● **EXERCISE**: Reproduce everything in the book description below, from "In Proustian Uncertainties, Saul" down to "the seminal work.".

● **READING TEXT**:
###

Proustian Uncertainties: On Reading and Rereading In Search of Lost Time
Named a Times Literary Supplement Best Book of the Year
A Pulitzer Prize–winning historian revisits Marcel Proust’s masterpiece in this essay on literature and memory, exploring the question of identity—that of the novel’s narrator and Proust’s own.
This engaging reexamination of In Search of Lost Time considers how the narrator defines himself, how this compares to what we know of Proust himself, and what the significance is of these various points of commonality and divergence. We know, for example, that the author did not hide his homosexuality, but the narrator did. Why the difference? We know that the narrator tried to marginalize his part-Jewish background. Does this reflect the author’s position, and how does the narrator handle what he tries, but does not manage, to dismiss? These are major questions raised by the text and reflected in the text, to which the author’s life doesn’t give obvious answers. The narrator’s reflections on time, on death, on memory, and on love are as many paths leading to the image of self that he projects.
In Proustian Uncertainties, Saul Friedländer draws on his personal experience from a life spent investigating the ties between history and memory to offer a fresh perspective on the seminal work.

###

● **DATASET EXTRACT**:
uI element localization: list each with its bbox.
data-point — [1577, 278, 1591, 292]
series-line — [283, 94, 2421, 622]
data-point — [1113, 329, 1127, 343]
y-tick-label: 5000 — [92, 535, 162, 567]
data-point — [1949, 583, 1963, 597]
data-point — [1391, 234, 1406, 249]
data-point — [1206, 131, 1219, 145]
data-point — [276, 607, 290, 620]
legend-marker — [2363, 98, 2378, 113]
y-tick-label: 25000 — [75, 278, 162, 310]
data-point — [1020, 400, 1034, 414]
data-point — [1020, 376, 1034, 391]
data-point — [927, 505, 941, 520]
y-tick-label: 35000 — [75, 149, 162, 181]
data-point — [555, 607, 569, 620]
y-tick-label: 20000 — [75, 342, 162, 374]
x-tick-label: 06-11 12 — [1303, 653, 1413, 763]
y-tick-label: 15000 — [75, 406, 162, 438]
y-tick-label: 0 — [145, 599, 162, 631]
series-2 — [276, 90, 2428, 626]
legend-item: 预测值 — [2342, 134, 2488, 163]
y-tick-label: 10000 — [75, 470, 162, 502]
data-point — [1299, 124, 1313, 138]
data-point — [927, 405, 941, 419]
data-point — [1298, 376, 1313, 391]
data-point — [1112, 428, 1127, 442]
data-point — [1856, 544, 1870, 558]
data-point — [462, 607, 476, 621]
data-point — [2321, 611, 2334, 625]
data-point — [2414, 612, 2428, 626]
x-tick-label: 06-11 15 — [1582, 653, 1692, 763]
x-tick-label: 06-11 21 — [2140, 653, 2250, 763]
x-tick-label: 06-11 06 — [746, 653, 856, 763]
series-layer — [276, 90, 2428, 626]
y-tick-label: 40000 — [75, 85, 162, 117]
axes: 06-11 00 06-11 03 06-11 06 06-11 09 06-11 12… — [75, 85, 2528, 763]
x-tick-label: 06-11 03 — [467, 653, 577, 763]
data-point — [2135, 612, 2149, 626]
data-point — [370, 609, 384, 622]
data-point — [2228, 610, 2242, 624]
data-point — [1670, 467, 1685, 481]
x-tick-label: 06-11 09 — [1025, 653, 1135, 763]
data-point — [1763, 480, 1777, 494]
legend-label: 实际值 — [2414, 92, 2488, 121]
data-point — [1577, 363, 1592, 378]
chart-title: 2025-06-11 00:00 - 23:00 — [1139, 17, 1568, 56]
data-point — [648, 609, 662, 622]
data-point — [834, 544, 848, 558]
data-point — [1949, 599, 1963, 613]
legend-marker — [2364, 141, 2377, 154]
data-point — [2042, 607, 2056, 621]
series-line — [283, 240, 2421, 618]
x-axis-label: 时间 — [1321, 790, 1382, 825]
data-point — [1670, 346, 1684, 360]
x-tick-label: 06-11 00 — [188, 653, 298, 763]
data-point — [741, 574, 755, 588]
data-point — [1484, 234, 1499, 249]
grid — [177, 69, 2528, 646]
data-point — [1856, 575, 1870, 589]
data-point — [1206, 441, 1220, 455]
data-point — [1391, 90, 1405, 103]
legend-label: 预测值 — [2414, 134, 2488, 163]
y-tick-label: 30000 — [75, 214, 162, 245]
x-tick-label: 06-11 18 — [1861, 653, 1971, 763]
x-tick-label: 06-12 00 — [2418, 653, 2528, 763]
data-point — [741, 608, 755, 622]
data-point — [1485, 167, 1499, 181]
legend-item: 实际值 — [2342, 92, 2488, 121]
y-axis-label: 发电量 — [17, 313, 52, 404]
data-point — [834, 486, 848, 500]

###

● **ANSWER**:
In Proustian Uncertainties, Saul Friedländer draws on his personal experience from a life spent investigating the ties between history and memory to offer a fresh perspective on the seminal work.